Chart and figure data:
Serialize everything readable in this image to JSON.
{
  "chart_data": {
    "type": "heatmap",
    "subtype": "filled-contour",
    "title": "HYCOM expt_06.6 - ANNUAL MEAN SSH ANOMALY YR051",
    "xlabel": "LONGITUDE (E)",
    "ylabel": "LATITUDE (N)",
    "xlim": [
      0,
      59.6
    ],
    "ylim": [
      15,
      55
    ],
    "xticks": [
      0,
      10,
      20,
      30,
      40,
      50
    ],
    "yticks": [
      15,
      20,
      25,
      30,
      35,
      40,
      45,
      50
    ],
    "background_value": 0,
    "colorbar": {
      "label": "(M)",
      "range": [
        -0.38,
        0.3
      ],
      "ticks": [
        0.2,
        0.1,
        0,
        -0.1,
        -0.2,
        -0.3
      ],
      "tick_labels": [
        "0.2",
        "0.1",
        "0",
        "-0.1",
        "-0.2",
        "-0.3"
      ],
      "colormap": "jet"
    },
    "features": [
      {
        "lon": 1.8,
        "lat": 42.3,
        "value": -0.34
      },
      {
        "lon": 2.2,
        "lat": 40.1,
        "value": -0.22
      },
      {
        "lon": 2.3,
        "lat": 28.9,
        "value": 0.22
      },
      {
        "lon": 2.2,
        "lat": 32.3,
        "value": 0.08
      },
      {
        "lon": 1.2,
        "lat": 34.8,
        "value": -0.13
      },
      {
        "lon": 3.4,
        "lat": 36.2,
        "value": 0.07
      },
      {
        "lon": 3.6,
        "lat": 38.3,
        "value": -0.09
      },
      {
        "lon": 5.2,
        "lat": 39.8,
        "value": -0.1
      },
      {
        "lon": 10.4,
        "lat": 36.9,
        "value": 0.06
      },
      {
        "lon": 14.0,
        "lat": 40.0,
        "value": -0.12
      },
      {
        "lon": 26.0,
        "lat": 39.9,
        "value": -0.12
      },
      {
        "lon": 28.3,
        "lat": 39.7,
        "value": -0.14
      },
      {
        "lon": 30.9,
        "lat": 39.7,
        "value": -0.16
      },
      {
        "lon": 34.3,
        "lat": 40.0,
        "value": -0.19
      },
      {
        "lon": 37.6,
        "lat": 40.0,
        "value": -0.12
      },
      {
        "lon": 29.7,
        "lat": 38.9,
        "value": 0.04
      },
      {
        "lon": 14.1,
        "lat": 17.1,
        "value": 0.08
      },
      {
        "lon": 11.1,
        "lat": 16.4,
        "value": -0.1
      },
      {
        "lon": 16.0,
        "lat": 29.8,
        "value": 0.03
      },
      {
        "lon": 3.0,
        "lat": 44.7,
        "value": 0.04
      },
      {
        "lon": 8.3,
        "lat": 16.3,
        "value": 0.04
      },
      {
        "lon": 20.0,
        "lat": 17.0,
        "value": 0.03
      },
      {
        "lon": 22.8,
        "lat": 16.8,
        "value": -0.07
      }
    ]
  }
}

Given problem: Transcribe the data. Leave every line exactly as it is.

Result of this task:
Serialize everything readable in this image to JSON.
{
  "chart_data": {
    "type": "heatmap",
    "subtype": "filled-contour",
    "title": "HYCOM expt_06.6 - ANNUAL MEAN SSH ANOMALY YR051",
    "xlabel": "LONGITUDE (E)",
    "ylabel": "LATITUDE (N)",
    "xlim": [
      0,
      59.6
    ],
    "ylim": [
      15,
      55
    ],
    "xticks": [
      0,
      10,
      20,
      30,
      40,
      50
    ],
    "yticks": [
      15,
      20,
      25,
      30,
      35,
      40,
      45,
      50
    ],
    "background_value": 0,
    "colorbar": {
      "label": "(M)",
      "range": [
        -0.38,
        0.3
      ],
      "ticks": [
        0.2,
        0.1,
        0,
        -0.1,
        -0.2,
        -0.3
      ],
      "tick_labels": [
        "0.2",
        "0.1",
        "0",
        "-0.1",
        "-0.2",
        "-0.3"
      ],
      "colormap": "jet"
    },
    "features": [
      {
        "lon": 1.8,
        "lat": 42.3,
        "value": -0.34
      },
      {
        "lon": 2.2,
        "lat": 40.1,
        "value": -0.22
      },
      {
        "lon": 2.3,
        "lat": 28.9,
        "value": 0.22
      },
      {
        "lon": 2.2,
        "lat": 32.3,
        "value": 0.08
      },
      {
        "lon": 1.2,
        "lat": 34.8,
        "value": -0.13
      },
      {
        "lon": 3.4,
        "lat": 36.2,
        "value": 0.07
      },
      {
        "lon": 3.6,
        "lat": 38.3,
        "value": -0.09
      },
      {
        "lon": 5.2,
        "lat": 39.8,
        "value": -0.1
      },
      {
        "lon": 10.4,
        "lat": 36.9,
        "value": 0.06
      },
      {
        "lon": 14.0,
        "lat": 40.0,
        "value": -0.12
      },
      {
        "lon": 26.0,
        "lat": 39.9,
        "value": -0.12
      },
      {
        "lon": 28.3,
        "lat": 39.7,
        "value": -0.14
      },
      {
        "lon": 30.9,
        "lat": 39.7,
        "value": -0.16
      },
      {
        "lon": 34.3,
        "lat": 40.0,
        "value": -0.19
      },
      {
        "lon": 37.6,
        "lat": 40.0,
        "value": -0.12
      },
      {
        "lon": 29.7,
        "lat": 38.9,
        "value": 0.04
      },
      {
        "lon": 14.1,
        "lat": 17.1,
        "value": 0.08
      },
      {
        "lon": 11.1,
        "lat": 16.4,
        "value": -0.1
      },
      {
        "lon": 16.0,
        "lat": 29.8,
        "value": 0.03
      },
      {
        "lon": 3.0,
        "lat": 44.7,
        "value": 0.04
      },
      {
        "lon": 8.3,
        "lat": 16.3,
        "value": 0.04
      },
      {
        "lon": 20.0,
        "lat": 17.0,
        "value": 0.03
      },
      {
        "lon": 22.8,
        "lat": 16.8,
        "value": -0.07
      }
    ]
  }
}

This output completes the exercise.